Count how many lines contain the word "требования". Respond with the number alone.

— START OF SUPPLIED ENTRIES —

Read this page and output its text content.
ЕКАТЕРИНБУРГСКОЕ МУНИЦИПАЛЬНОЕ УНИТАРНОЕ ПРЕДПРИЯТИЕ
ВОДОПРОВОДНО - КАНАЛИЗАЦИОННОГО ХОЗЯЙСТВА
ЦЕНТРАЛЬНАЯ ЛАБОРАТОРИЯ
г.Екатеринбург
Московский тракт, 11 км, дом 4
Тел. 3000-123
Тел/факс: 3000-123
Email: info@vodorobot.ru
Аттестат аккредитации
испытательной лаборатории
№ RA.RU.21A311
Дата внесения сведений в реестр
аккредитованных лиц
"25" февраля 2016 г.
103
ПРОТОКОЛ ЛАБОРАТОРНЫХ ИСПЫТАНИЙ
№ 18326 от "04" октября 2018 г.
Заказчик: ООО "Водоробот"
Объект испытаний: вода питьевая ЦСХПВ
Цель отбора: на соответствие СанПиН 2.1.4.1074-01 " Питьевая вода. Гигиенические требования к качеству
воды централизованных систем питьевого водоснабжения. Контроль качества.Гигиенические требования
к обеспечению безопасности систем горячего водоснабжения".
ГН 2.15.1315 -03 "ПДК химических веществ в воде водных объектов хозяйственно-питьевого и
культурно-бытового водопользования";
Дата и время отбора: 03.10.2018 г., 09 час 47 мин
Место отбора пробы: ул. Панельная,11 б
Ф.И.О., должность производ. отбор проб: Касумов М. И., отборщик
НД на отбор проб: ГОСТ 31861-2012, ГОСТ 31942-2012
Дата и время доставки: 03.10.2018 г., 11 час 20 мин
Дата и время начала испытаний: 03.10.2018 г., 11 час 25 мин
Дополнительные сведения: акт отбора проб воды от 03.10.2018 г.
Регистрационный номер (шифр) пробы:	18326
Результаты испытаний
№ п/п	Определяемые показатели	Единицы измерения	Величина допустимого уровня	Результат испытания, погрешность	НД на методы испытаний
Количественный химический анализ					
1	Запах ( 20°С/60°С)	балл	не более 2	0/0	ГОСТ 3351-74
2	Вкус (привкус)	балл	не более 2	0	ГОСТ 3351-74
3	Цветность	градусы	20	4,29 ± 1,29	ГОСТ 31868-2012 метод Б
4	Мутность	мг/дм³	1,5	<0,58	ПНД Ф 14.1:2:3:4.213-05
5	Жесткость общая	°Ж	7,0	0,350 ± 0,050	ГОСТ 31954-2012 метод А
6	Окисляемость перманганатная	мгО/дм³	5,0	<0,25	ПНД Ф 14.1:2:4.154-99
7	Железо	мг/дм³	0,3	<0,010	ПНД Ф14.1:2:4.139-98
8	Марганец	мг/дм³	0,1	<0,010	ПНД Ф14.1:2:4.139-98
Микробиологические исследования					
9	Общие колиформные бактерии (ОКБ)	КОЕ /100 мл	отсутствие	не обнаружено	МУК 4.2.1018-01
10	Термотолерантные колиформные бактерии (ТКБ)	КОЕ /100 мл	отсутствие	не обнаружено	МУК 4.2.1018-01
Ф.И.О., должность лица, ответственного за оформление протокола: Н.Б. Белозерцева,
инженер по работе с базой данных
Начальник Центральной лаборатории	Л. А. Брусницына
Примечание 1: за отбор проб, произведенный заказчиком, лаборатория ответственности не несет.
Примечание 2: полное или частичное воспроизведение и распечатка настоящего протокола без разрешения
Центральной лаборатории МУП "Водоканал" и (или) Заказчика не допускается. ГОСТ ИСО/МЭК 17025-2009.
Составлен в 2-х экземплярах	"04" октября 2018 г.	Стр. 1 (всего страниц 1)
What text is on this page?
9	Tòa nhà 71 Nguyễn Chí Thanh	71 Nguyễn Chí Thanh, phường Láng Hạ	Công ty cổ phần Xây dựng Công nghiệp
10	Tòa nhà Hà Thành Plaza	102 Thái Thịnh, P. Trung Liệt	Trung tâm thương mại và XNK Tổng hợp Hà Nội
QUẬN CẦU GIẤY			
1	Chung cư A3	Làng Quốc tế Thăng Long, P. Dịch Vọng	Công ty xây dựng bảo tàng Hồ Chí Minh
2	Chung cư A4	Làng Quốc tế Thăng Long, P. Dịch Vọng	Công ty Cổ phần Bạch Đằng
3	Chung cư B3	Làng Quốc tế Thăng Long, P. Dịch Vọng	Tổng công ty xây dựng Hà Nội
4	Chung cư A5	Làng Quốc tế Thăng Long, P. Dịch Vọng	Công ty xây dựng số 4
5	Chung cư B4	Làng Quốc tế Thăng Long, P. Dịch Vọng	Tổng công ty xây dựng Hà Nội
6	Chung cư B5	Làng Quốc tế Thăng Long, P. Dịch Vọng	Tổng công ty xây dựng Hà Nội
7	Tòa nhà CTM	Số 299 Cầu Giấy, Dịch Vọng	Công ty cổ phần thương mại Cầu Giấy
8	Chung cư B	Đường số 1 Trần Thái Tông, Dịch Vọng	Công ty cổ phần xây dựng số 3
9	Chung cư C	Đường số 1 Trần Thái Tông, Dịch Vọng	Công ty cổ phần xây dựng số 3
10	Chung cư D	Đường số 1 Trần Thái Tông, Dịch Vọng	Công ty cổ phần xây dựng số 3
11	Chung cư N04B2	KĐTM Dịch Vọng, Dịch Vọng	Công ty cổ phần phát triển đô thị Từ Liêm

— END OF SUPPLIED ENTRIES —

▸ EXERCISE SOLUTION:
2